-- BEGIN Exercise material --
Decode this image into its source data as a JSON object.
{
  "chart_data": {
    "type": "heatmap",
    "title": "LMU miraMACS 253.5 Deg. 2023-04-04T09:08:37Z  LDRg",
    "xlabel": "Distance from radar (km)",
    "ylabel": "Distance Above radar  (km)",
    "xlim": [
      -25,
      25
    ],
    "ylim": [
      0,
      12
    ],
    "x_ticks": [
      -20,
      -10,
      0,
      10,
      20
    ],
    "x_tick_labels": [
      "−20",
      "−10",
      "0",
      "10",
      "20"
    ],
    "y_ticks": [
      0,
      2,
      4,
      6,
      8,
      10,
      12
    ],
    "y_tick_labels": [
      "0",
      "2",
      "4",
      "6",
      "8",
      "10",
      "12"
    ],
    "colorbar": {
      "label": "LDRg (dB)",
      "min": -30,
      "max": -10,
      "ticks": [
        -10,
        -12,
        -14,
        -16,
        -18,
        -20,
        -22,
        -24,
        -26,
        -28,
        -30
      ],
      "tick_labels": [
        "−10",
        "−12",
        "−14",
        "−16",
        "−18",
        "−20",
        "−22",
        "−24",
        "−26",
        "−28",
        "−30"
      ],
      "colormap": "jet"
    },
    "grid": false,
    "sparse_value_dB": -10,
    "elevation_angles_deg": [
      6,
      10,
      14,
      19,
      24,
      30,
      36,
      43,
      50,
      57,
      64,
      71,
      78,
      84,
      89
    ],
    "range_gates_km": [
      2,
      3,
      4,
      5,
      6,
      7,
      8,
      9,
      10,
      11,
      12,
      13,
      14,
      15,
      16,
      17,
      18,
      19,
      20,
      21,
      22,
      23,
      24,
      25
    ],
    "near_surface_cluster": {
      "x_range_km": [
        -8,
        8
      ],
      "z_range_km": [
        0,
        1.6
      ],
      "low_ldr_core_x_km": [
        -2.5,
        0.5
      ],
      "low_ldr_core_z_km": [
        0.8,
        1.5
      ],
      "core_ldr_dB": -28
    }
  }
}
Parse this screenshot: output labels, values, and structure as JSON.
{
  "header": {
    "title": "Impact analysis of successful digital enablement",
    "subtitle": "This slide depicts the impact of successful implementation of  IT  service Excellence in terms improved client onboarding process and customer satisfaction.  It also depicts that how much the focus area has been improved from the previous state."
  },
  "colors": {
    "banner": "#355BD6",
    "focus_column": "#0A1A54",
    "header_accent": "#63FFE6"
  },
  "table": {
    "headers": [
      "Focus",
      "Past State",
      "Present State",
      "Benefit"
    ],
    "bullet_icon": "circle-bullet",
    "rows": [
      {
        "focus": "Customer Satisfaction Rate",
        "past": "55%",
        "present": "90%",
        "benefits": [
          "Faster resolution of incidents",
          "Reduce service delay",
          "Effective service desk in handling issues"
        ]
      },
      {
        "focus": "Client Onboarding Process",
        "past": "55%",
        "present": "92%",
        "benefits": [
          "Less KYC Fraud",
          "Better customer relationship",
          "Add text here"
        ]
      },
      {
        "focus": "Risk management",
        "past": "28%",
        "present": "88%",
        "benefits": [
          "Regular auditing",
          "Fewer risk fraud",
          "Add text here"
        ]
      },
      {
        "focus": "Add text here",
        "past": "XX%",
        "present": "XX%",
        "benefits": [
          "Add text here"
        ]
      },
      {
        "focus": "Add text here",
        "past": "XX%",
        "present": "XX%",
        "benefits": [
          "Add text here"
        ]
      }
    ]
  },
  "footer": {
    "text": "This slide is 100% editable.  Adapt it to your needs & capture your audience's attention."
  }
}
-- END Exercise material --
**What to do**
Print the material once more, exactly.

**Completed exercise**
Decode this image into its source data as a JSON object.
{
  "chart_data": {
    "type": "heatmap",
    "title": "LMU miraMACS 253.5 Deg. 2023-04-04T09:08:37Z  LDRg",
    "xlabel": "Distance from radar (km)",
    "ylabel": "Distance Above radar  (km)",
    "xlim": [
      -25,
      25
    ],
    "ylim": [
      0,
      12
    ],
    "x_ticks": [
      -20,
      -10,
      0,
      10,
      20
    ],
    "x_tick_labels": [
      "−20",
      "−10",
      "0",
      "10",
      "20"
    ],
    "y_ticks": [
      0,
      2,
      4,
      6,
      8,
      10,
      12
    ],
    "y_tick_labels": [
      "0",
      "2",
      "4",
      "6",
      "8",
      "10",
      "12"
    ],
    "colorbar": {
      "label": "LDRg (dB)",
      "min": -30,
      "max": -10,
      "ticks": [
        -10,
        -12,
        -14,
        -16,
        -18,
        -20,
        -22,
        -24,
        -26,
        -28,
        -30
      ],
      "tick_labels": [
        "−10",
        "−12",
        "−14",
        "−16",
        "−18",
        "−20",
        "−22",
        "−24",
        "−26",
        "−28",
        "−30"
      ],
      "colormap": "jet"
    },
    "grid": false,
    "sparse_value_dB": -10,
    "elevation_angles_deg": [
      6,
      10,
      14,
      19,
      24,
      30,
      36,
      43,
      50,
      57,
      64,
      71,
      78,
      84,
      89
    ],
    "range_gates_km": [
      2,
      3,
      4,
      5,
      6,
      7,
      8,
      9,
      10,
      11,
      12,
      13,
      14,
      15,
      16,
      17,
      18,
      19,
      20,
      21,
      22,
      23,
      24,
      25
    ],
    "near_surface_cluster": {
      "x_range_km": [
        -8,
        8
      ],
      "z_range_km": [
        0,
        1.6
      ],
      "low_ldr_core_x_km": [
        -2.5,
        0.5
      ],
      "low_ldr_core_z_km": [
        0.8,
        1.5
      ],
      "core_ldr_dB": -28
    }
  }
}
Parse this screenshot: output labels, values, and structure as JSON.
{
  "header": {
    "title": "Impact analysis of successful digital enablement",
    "subtitle": "This slide depicts the impact of successful implementation of  IT  service Excellence in terms improved client onboarding process and customer satisfaction.  It also depicts that how much the focus area has been improved from the previous state."
  },
  "colors": {
    "banner": "#355BD6",
    "focus_column": "#0A1A54",
    "header_accent": "#63FFE6"
  },
  "table": {
    "headers": [
      "Focus",
      "Past State",
      "Present State",
      "Benefit"
    ],
    "bullet_icon": "circle-bullet",
    "rows": [
      {
        "focus": "Customer Satisfaction Rate",
        "past": "55%",
        "present": "90%",
        "benefits": [
          "Faster resolution of incidents",
          "Reduce service delay",
          "Effective service desk in handling issues"
        ]
      },
      {
        "focus": "Client Onboarding Process",
        "past": "55%",
        "present": "92%",
        "benefits": [
          "Less KYC Fraud",
          "Better customer relationship",
          "Add text here"
        ]
      },
      {
        "focus": "Risk management",
        "past": "28%",
        "present": "88%",
        "benefits": [
          "Regular auditing",
          "Fewer risk fraud",
          "Add text here"
        ]
      },
      {
        "focus": "Add text here",
        "past": "XX%",
        "present": "XX%",
        "benefits": [
          "Add text here"
        ]
      },
      {
        "focus": "Add text here",
        "past": "XX%",
        "present": "XX%",
        "benefits": [
          "Add text here"
        ]
      }
    ]
  },
  "footer": {
    "text": "This slide is 100% editable.  Adapt it to your needs & capture your audience's attention."
  }
}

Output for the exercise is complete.